- Your task -
Lift out each line of the data that holds "june".

--- BEGIN ---

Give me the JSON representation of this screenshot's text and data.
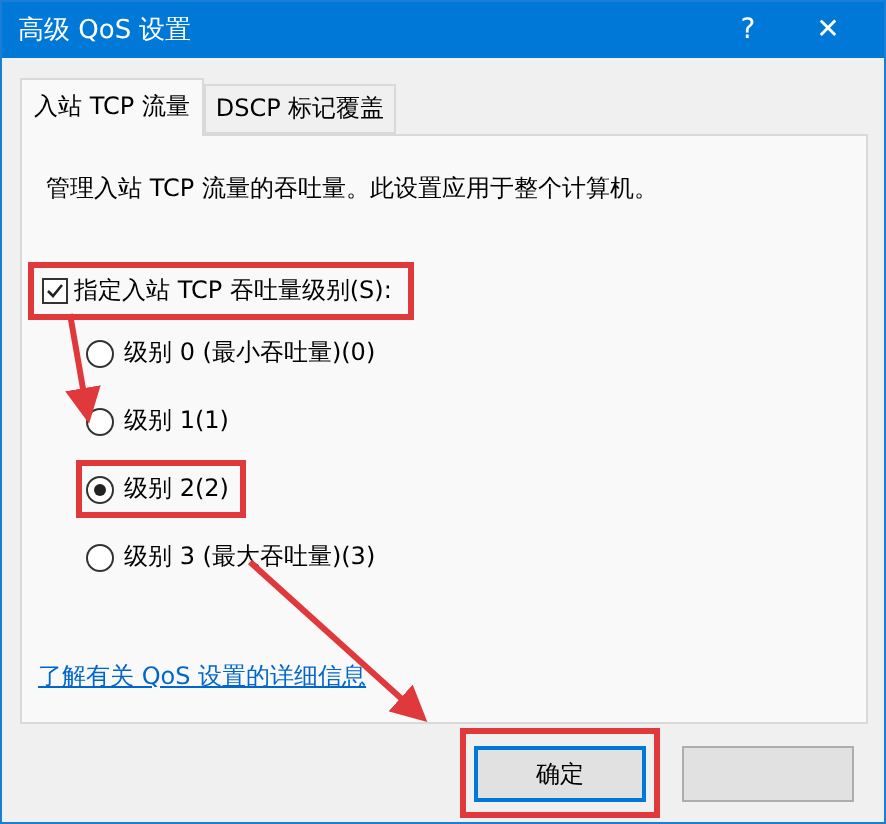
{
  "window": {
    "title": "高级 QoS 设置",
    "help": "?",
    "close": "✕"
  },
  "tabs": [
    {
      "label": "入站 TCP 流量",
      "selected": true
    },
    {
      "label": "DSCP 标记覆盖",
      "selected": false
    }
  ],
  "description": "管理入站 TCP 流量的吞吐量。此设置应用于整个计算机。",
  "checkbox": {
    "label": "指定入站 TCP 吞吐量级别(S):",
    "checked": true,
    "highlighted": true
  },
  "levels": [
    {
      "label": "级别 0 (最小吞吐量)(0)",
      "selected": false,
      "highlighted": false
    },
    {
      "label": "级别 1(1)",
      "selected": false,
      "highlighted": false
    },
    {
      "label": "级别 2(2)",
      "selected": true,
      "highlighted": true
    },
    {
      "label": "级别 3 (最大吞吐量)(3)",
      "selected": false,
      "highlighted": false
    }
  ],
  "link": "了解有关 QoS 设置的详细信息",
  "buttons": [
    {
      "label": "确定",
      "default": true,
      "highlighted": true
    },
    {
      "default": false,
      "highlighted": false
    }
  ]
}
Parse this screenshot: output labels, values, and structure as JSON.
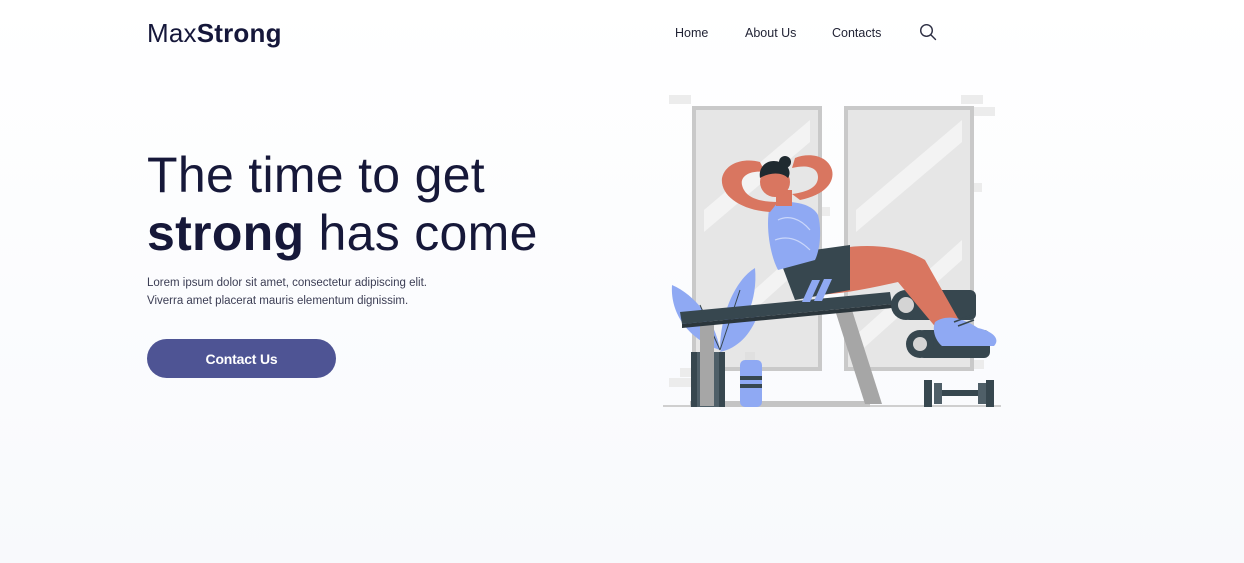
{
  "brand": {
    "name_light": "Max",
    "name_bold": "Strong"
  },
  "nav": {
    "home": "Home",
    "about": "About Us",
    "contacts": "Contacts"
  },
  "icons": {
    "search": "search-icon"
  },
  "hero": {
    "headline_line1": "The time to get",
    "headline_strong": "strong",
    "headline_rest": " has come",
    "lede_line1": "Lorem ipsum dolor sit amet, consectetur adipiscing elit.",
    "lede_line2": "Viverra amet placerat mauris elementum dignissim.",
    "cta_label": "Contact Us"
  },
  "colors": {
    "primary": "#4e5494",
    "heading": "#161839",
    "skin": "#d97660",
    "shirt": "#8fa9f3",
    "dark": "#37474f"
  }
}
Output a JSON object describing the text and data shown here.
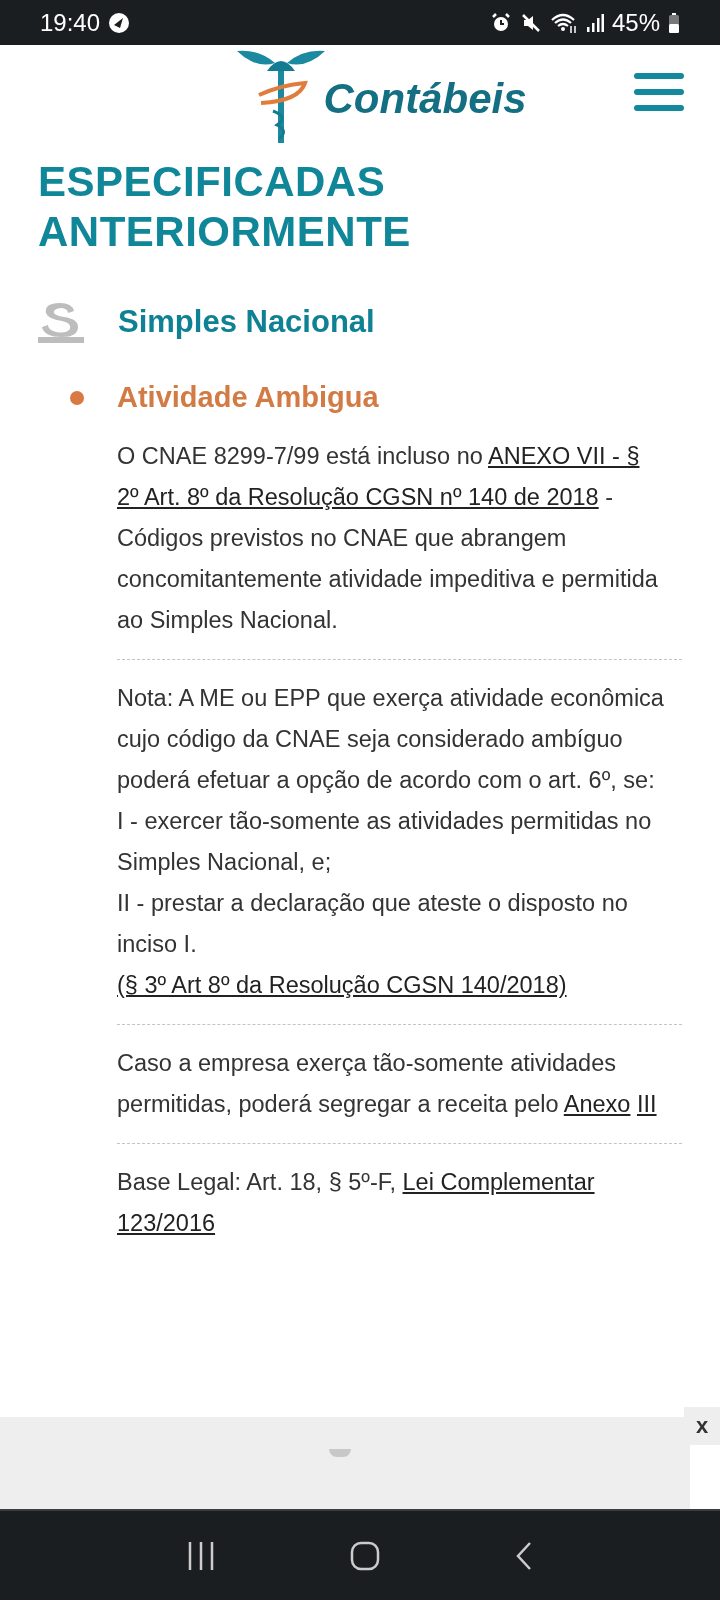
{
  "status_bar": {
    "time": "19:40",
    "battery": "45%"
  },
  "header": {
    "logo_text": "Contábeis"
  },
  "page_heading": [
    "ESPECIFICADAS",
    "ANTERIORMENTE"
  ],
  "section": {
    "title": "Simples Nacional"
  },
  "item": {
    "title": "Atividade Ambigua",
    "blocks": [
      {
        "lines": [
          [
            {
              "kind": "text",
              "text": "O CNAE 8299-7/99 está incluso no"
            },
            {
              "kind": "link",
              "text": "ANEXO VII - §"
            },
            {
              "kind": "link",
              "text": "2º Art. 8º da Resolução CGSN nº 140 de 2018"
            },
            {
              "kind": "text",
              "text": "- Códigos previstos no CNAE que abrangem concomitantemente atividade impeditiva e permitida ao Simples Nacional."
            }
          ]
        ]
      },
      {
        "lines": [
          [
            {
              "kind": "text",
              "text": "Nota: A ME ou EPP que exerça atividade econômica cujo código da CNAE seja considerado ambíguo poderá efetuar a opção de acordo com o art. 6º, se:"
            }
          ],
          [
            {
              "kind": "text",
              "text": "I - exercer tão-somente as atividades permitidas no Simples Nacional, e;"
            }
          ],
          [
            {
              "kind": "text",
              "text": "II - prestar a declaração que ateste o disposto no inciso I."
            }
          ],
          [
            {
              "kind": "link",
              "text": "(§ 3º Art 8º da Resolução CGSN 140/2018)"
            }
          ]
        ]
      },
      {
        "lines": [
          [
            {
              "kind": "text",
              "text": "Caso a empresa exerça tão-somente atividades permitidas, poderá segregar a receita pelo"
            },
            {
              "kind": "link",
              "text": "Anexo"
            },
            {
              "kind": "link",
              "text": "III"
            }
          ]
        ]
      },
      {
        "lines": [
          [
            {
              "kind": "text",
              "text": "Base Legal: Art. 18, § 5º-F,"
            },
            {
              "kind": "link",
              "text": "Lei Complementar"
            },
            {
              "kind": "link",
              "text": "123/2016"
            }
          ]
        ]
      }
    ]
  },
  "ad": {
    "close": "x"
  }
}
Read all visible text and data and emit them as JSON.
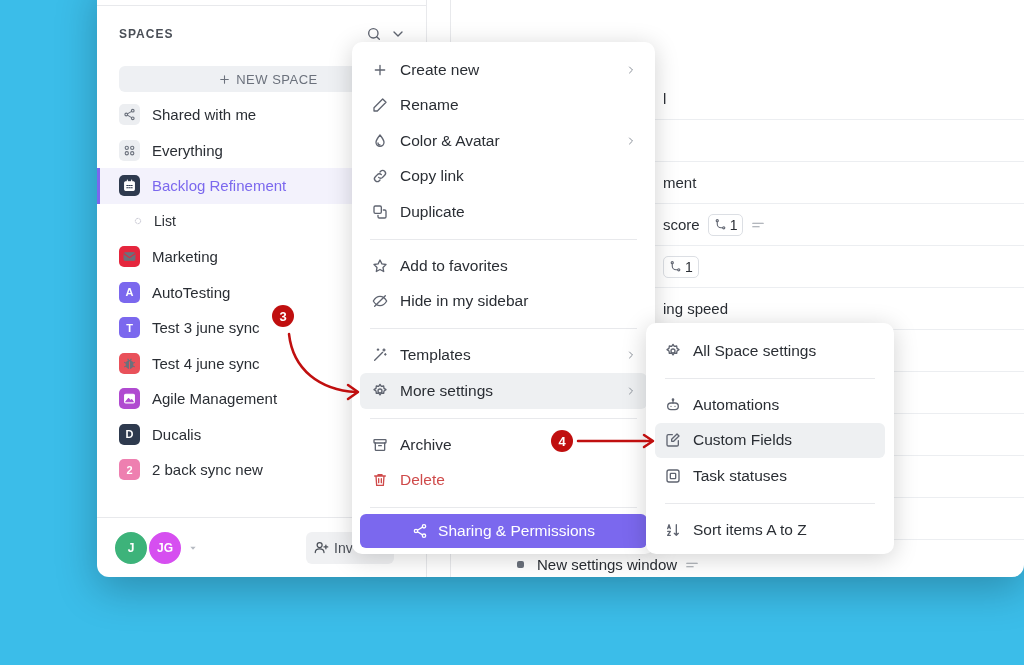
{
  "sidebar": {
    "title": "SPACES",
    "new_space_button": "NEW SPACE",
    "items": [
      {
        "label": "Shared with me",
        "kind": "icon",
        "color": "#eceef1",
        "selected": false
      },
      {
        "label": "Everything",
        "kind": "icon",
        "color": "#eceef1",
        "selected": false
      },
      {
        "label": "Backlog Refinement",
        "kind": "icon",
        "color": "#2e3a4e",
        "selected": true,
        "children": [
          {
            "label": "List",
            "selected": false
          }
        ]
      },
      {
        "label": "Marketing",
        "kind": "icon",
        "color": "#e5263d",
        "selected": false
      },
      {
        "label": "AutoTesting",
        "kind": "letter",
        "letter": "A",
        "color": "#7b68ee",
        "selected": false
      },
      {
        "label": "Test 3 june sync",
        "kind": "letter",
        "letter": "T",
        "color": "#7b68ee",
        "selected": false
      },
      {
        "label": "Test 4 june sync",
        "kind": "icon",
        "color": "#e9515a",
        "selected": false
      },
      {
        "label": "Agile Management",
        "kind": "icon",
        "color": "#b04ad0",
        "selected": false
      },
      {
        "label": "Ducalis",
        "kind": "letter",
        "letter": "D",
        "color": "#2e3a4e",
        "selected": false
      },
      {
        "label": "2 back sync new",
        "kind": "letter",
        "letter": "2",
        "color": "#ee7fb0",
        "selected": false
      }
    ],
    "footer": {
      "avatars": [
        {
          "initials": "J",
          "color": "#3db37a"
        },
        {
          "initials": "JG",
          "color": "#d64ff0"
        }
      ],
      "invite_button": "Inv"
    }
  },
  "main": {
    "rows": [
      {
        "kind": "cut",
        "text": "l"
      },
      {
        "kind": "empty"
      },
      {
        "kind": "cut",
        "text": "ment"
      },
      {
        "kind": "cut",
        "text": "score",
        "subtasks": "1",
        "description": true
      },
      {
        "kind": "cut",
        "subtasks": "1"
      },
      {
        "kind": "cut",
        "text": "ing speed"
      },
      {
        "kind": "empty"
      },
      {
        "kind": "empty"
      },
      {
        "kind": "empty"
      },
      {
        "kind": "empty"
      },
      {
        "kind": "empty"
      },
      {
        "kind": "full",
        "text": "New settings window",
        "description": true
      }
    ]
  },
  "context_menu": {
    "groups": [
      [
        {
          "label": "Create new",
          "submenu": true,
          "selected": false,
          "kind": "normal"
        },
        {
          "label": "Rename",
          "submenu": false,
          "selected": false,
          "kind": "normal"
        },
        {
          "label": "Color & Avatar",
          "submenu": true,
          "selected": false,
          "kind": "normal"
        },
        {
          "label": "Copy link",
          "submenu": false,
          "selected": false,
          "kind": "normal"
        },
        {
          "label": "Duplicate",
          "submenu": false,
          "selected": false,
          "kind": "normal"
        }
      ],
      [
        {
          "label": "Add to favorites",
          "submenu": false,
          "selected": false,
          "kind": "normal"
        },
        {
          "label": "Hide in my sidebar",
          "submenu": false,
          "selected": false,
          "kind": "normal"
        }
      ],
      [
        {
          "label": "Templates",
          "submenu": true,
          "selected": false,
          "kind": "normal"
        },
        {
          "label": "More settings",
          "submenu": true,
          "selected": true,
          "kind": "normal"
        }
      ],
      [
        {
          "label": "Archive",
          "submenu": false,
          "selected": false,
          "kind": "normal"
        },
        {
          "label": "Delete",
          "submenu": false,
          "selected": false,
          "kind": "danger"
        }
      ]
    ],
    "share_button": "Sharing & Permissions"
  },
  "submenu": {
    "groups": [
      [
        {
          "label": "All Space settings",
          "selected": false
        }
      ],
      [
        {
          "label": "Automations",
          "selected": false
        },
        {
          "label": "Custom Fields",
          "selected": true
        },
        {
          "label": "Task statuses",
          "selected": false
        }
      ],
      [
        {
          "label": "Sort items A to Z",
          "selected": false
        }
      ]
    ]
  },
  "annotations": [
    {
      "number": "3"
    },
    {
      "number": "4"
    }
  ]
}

--- END ---

- The solution -
        "label": "Test 3 june sync",
        "label": "Test 4 june sync",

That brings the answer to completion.